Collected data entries
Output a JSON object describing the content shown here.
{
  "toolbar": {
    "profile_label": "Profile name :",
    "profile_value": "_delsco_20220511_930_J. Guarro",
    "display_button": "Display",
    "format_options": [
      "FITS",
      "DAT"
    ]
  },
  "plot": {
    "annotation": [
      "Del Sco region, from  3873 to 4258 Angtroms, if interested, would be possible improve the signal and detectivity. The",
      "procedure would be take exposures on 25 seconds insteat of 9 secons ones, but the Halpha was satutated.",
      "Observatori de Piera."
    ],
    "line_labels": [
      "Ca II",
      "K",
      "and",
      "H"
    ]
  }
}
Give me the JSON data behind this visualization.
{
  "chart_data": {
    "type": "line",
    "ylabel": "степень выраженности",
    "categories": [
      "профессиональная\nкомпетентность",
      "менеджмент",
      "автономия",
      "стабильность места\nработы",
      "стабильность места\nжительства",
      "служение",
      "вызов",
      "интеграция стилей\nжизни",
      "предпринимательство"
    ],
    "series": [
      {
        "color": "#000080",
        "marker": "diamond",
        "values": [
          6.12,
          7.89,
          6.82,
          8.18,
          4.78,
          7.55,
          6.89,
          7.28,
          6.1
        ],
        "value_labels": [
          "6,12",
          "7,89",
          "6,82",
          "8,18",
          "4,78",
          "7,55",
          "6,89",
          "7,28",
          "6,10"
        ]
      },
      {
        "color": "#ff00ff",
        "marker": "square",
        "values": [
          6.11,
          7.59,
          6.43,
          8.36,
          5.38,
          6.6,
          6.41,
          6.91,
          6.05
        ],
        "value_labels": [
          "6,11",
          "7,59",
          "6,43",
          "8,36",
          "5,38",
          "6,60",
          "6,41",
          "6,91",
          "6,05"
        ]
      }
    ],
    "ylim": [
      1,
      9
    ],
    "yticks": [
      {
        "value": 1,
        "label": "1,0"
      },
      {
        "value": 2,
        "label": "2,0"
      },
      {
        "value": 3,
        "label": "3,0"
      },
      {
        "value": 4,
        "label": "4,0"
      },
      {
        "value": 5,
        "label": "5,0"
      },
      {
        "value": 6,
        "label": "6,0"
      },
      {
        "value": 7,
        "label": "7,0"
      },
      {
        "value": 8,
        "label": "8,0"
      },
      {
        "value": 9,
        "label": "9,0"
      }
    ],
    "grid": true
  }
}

- [WORK TO DO] Everything in the listing above should be restated exactly.

- [SOLUTION TO THIS PROBLEM]
Output a JSON object describing the content shown here.
{
  "toolbar": {
    "profile_label": "Profile name :",
    "profile_value": "_delsco_20220511_930_J. Guarro",
    "display_button": "Display",
    "format_options": [
      "FITS",
      "DAT"
    ]
  },
  "plot": {
    "annotation": [
      "Del Sco region, from  3873 to 4258 Angtroms, if interested, would be possible improve the signal and detectivity. The",
      "procedure would be take exposures on 25 seconds insteat of 9 secons ones, but the Halpha was satutated.",
      "Observatori de Piera."
    ],
    "line_labels": [
      "Ca II",
      "K",
      "and",
      "H"
    ]
  }
}
Give me the JSON data behind this visualization.
{
  "chart_data": {
    "type": "line",
    "ylabel": "степень выраженности",
    "categories": [
      "профессиональная\nкомпетентность",
      "менеджмент",
      "автономия",
      "стабильность места\nработы",
      "стабильность места\nжительства",
      "служение",
      "вызов",
      "интеграция стилей\nжизни",
      "предпринимательство"
    ],
    "series": [
      {
        "color": "#000080",
        "marker": "diamond",
        "values": [
          6.12,
          7.89,
          6.82,
          8.18,
          4.78,
          7.55,
          6.89,
          7.28,
          6.1
        ],
        "value_labels": [
          "6,12",
          "7,89",
          "6,82",
          "8,18",
          "4,78",
          "7,55",
          "6,89",
          "7,28",
          "6,10"
        ]
      },
      {
        "color": "#ff00ff",
        "marker": "square",
        "values": [
          6.11,
          7.59,
          6.43,
          8.36,
          5.38,
          6.6,
          6.41,
          6.91,
          6.05
        ],
        "value_labels": [
          "6,11",
          "7,59",
          "6,43",
          "8,36",
          "5,38",
          "6,60",
          "6,41",
          "6,91",
          "6,05"
        ]
      }
    ],
    "ylim": [
      1,
      9
    ],
    "yticks": [
      {
        "value": 1,
        "label": "1,0"
      },
      {
        "value": 2,
        "label": "2,0"
      },
      {
        "value": 3,
        "label": "3,0"
      },
      {
        "value": 4,
        "label": "4,0"
      },
      {
        "value": 5,
        "label": "5,0"
      },
      {
        "value": 6,
        "label": "6,0"
      },
      {
        "value": 7,
        "label": "7,0"
      },
      {
        "value": 8,
        "label": "8,0"
      },
      {
        "value": 9,
        "label": "9,0"
      }
    ],
    "grid": true
  }
}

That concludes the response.